* Stated exercise
Lines that contain the string "Babor" are to be copied; leave out all others.

* Dataset entries on figures
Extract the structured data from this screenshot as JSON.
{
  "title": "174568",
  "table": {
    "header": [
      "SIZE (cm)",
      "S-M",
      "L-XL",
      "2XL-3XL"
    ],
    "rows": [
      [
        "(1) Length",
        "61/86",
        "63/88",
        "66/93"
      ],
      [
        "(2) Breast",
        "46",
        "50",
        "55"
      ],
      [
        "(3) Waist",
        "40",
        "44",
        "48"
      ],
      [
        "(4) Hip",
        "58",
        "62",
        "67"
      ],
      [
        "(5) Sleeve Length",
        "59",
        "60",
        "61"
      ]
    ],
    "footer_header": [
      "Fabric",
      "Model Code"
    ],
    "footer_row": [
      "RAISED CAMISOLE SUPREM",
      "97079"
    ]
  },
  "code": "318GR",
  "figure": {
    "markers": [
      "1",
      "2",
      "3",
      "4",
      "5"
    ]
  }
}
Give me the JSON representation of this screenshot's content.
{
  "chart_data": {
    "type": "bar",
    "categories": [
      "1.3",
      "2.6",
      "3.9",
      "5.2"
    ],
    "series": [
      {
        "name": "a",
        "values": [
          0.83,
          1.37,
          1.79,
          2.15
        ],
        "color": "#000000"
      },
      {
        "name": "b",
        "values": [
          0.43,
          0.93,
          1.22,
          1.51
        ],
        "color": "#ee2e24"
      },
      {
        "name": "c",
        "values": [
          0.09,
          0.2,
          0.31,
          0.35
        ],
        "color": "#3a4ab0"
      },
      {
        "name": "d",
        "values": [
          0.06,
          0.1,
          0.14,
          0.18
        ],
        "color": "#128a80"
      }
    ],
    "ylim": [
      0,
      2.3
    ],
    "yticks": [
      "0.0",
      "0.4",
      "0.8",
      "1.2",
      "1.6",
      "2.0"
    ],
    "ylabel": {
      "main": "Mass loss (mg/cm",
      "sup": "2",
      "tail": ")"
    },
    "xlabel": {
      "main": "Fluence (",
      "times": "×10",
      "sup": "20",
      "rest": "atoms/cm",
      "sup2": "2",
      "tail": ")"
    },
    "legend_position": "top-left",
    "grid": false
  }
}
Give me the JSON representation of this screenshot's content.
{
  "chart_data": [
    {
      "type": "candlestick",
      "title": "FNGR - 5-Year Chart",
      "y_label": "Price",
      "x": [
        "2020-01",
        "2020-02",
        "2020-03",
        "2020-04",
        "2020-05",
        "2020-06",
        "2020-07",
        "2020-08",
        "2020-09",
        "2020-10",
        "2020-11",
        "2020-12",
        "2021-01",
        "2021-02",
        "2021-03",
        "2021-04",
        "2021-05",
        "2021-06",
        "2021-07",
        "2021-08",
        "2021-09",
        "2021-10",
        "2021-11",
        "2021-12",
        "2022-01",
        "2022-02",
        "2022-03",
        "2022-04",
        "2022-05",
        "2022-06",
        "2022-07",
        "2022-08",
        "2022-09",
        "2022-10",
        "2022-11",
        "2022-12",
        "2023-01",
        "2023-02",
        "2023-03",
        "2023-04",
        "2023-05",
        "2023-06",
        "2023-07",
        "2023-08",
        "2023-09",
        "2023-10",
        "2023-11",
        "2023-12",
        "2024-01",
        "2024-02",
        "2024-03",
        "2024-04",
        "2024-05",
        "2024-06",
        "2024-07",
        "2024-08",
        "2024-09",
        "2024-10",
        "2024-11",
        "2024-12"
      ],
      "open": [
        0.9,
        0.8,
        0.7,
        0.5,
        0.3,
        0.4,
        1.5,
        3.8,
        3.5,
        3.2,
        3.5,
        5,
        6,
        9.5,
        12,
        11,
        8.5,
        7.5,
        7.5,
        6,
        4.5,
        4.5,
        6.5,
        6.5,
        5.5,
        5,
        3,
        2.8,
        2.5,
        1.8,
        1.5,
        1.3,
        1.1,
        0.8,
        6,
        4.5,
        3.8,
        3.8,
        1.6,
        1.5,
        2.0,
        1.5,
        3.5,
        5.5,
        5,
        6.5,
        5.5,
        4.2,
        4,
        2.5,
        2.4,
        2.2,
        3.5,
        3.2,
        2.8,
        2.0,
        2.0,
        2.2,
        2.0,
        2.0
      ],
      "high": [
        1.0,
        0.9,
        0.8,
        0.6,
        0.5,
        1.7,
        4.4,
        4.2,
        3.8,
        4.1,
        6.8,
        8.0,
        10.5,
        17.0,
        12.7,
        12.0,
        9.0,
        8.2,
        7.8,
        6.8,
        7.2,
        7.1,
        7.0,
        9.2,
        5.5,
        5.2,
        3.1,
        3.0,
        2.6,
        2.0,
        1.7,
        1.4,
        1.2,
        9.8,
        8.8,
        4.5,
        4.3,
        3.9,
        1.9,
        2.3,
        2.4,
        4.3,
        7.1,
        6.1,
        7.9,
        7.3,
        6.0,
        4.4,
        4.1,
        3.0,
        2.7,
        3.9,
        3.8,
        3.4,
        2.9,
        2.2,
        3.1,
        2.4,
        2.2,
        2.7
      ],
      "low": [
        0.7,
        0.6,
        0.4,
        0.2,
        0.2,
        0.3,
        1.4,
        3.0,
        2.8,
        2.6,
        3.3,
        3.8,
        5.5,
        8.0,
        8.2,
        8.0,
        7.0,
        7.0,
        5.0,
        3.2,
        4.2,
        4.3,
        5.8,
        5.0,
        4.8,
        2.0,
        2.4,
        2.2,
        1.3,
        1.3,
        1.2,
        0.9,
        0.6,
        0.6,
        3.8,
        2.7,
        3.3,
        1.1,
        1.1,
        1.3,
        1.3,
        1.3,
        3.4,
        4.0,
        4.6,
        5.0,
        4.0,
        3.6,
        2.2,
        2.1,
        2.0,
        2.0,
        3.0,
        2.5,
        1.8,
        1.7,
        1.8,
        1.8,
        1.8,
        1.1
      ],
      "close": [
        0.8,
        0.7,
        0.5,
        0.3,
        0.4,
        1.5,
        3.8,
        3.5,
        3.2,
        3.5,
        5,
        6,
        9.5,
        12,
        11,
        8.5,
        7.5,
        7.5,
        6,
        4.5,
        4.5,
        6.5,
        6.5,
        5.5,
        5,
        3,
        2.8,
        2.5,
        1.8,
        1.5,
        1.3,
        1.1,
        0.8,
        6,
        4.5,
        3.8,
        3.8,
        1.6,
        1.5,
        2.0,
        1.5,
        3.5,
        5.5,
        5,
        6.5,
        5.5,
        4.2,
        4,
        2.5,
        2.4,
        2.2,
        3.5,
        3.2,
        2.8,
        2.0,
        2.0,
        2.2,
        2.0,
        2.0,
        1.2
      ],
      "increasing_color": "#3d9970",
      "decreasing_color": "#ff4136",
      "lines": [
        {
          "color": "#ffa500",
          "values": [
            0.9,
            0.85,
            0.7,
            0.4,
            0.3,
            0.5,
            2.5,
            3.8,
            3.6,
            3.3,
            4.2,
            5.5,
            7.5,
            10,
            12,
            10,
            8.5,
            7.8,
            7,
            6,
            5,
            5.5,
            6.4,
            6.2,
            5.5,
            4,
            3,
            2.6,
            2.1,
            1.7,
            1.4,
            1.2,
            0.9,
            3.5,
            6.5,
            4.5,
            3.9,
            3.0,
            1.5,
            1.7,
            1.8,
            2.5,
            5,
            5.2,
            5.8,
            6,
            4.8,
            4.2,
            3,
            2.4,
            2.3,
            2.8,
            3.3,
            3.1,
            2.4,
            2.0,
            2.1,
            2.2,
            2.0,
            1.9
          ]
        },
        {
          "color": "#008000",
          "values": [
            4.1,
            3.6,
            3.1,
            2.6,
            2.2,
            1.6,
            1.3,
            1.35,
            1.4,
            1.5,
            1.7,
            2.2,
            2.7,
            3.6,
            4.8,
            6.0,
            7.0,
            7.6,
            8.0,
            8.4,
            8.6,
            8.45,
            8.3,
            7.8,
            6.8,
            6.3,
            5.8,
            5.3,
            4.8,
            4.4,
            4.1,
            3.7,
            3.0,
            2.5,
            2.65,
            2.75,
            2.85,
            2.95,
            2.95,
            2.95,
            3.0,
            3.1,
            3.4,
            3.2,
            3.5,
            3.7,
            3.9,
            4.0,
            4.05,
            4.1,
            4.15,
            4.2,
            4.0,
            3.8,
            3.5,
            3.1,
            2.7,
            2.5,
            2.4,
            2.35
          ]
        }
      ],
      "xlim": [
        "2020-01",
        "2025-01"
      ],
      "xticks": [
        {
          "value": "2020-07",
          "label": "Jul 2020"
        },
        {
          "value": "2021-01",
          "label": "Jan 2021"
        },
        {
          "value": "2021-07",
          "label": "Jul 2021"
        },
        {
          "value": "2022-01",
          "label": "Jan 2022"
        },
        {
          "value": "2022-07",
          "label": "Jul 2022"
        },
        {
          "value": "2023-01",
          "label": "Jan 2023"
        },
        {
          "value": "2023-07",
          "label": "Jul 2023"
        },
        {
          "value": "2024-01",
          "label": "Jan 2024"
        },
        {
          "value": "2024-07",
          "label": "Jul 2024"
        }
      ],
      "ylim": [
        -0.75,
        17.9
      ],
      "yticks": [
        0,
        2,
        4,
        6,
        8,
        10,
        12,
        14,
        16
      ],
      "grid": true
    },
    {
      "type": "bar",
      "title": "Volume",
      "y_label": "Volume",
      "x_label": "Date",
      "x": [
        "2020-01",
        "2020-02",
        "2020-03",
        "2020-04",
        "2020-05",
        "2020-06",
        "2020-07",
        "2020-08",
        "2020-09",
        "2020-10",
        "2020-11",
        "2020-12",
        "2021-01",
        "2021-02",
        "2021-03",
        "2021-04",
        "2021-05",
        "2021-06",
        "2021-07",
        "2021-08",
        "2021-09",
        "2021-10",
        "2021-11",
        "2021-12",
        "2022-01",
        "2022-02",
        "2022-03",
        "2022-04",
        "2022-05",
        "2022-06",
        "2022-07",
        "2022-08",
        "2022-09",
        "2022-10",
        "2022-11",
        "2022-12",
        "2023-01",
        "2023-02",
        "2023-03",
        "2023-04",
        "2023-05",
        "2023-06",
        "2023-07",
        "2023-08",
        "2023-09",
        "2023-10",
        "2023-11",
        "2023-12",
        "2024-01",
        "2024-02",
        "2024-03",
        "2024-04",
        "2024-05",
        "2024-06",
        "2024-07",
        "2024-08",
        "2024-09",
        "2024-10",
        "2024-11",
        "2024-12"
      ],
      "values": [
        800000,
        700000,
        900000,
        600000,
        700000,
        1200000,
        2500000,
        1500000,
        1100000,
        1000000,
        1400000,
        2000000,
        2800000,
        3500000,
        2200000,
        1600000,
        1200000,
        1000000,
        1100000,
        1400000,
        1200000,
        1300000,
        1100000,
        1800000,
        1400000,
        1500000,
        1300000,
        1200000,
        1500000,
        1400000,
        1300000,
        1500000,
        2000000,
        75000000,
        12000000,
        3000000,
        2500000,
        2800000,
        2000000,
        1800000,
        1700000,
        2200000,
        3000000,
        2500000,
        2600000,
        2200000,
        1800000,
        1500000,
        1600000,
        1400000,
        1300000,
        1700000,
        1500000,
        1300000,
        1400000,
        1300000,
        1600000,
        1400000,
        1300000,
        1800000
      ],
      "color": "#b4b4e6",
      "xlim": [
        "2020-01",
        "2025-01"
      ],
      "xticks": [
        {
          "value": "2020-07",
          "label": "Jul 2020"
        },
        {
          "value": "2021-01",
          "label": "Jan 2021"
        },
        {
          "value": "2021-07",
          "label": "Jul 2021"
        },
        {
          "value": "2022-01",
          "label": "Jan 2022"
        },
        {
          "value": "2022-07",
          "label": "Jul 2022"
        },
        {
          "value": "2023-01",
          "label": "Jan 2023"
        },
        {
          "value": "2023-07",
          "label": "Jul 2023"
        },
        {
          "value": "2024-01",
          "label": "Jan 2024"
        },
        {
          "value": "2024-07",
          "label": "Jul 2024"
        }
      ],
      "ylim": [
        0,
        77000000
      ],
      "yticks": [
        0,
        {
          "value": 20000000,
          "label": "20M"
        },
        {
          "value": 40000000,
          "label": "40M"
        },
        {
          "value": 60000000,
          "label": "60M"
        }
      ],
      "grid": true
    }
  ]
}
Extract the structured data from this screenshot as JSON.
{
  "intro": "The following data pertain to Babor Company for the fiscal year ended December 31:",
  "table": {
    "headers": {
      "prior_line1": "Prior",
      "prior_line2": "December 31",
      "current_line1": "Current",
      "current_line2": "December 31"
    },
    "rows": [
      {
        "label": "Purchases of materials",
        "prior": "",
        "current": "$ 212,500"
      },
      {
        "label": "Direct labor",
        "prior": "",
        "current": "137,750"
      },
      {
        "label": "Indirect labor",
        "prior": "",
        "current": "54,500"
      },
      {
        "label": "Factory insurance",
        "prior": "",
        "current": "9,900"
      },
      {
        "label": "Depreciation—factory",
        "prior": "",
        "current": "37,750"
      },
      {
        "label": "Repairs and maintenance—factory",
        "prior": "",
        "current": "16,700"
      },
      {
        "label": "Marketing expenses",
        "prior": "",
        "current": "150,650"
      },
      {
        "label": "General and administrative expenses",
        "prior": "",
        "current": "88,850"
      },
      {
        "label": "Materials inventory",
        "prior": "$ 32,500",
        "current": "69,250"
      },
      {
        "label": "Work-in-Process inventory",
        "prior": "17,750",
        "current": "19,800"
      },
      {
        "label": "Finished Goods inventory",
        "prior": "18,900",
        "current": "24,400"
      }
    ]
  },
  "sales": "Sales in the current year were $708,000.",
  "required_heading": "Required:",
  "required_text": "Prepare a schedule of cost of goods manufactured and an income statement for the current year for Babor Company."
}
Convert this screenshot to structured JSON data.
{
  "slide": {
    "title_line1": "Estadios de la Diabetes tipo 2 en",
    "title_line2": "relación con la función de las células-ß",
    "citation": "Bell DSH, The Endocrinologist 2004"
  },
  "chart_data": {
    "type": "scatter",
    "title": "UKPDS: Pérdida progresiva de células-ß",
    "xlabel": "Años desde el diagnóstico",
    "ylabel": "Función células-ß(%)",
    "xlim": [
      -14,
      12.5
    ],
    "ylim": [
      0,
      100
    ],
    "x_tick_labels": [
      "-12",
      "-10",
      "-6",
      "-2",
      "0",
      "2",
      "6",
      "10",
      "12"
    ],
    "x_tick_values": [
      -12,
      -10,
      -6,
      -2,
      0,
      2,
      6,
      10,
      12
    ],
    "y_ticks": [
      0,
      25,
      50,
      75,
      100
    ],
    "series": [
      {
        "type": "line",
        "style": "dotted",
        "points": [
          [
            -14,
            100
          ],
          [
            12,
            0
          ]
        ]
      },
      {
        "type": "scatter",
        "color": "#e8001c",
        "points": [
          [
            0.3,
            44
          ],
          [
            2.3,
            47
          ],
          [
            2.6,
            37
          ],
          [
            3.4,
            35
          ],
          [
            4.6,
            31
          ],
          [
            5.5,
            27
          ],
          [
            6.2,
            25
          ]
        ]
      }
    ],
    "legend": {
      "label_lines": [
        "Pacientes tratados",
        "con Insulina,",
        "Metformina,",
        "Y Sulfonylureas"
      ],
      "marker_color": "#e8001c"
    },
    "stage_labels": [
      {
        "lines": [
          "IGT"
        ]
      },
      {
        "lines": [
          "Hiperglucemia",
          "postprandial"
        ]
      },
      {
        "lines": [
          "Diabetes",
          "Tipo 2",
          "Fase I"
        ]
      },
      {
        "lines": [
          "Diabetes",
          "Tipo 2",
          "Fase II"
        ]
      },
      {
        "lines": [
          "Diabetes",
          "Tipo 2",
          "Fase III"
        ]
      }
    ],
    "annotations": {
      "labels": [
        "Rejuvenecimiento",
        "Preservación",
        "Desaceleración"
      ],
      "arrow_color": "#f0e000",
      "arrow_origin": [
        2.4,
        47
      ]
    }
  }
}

* The completed task
  "intro": "The following data pertain to Babor Company for the fiscal year ended December 31:",
  "required_text": "Prepare a schedule of cost of goods manufactured and an income statement for the current year for Babor Company."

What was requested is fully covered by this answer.